- Direction:
Copy the following items line for line, with no changes.

- Data extract:
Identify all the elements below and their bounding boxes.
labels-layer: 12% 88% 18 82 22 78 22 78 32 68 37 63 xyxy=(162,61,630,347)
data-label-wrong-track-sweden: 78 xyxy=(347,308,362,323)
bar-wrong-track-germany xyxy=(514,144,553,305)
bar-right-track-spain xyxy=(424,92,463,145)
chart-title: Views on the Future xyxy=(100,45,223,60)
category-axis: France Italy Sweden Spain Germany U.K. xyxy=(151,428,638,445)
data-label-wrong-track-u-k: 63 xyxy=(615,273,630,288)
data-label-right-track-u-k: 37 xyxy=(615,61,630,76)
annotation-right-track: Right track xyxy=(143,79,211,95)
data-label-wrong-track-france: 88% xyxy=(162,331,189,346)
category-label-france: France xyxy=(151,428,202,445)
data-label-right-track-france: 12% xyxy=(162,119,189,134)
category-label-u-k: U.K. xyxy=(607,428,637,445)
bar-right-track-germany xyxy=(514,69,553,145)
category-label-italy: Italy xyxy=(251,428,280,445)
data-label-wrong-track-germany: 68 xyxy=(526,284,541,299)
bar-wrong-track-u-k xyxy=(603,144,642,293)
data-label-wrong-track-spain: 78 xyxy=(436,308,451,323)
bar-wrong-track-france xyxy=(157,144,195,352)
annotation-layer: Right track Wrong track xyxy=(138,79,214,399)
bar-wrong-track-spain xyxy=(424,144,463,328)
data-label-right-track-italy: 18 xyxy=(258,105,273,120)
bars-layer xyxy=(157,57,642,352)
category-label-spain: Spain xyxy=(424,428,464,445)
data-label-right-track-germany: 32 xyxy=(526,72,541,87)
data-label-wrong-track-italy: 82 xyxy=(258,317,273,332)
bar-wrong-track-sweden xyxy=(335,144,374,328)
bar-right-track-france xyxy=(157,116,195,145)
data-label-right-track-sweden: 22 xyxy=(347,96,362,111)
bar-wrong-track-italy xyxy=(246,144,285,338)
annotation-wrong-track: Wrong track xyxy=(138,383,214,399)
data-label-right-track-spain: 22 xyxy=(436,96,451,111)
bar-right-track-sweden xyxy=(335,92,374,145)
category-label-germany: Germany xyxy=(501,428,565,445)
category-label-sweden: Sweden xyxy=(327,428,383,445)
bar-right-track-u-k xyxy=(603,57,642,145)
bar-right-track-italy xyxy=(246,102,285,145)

- Worked answer:
Identify all the elements below and their bounding boxes.
labels-layer: 12% 88% 18 82 22 78 22 78 32 68 37 63 xyxy=(162,61,630,347)
data-label-wrong-track-sweden: 78 xyxy=(347,308,362,323)
bar-wrong-track-germany xyxy=(514,144,553,305)
bar-right-track-spain xyxy=(424,92,463,145)
chart-title: Views on the Future xyxy=(100,45,223,60)
category-axis: France Italy Sweden Spain Germany U.K. xyxy=(151,428,638,445)
data-label-wrong-track-u-k: 63 xyxy=(615,273,630,288)
data-label-right-track-u-k: 37 xyxy=(615,61,630,76)
annotation-right-track: Right track xyxy=(143,79,211,95)
data-label-wrong-track-france: 88% xyxy=(162,331,189,346)
category-label-france: France xyxy=(151,428,202,445)
data-label-right-track-france: 12% xyxy=(162,119,189,134)
category-label-u-k: U.K. xyxy=(607,428,637,445)
bar-right-track-germany xyxy=(514,69,553,145)
category-label-italy: Italy xyxy=(251,428,280,445)
data-label-wrong-track-germany: 68 xyxy=(526,284,541,299)
bar-wrong-track-u-k xyxy=(603,144,642,293)
data-label-wrong-track-spain: 78 xyxy=(436,308,451,323)
bar-wrong-track-france xyxy=(157,144,195,352)
annotation-layer: Right track Wrong track xyxy=(138,79,214,399)
bar-wrong-track-spain xyxy=(424,144,463,328)
data-label-right-track-italy: 18 xyxy=(258,105,273,120)
bars-layer xyxy=(157,57,642,352)
category-label-spain: Spain xyxy=(424,428,464,445)
data-label-right-track-germany: 32 xyxy=(526,72,541,87)
data-label-wrong-track-italy: 82 xyxy=(258,317,273,332)
bar-wrong-track-sweden xyxy=(335,144,374,328)
bar-right-track-france xyxy=(157,116,195,145)
data-label-right-track-sweden: 22 xyxy=(347,96,362,111)
bar-wrong-track-italy xyxy=(246,144,285,338)
annotation-wrong-track: Wrong track xyxy=(138,383,214,399)
data-label-right-track-spain: 22 xyxy=(436,96,451,111)
bar-right-track-sweden xyxy=(335,92,374,145)
category-label-germany: Germany xyxy=(501,428,565,445)
category-label-sweden: Sweden xyxy=(327,428,383,445)
bar-right-track-u-k xyxy=(603,57,642,145)
bar-right-track-italy xyxy=(246,102,285,145)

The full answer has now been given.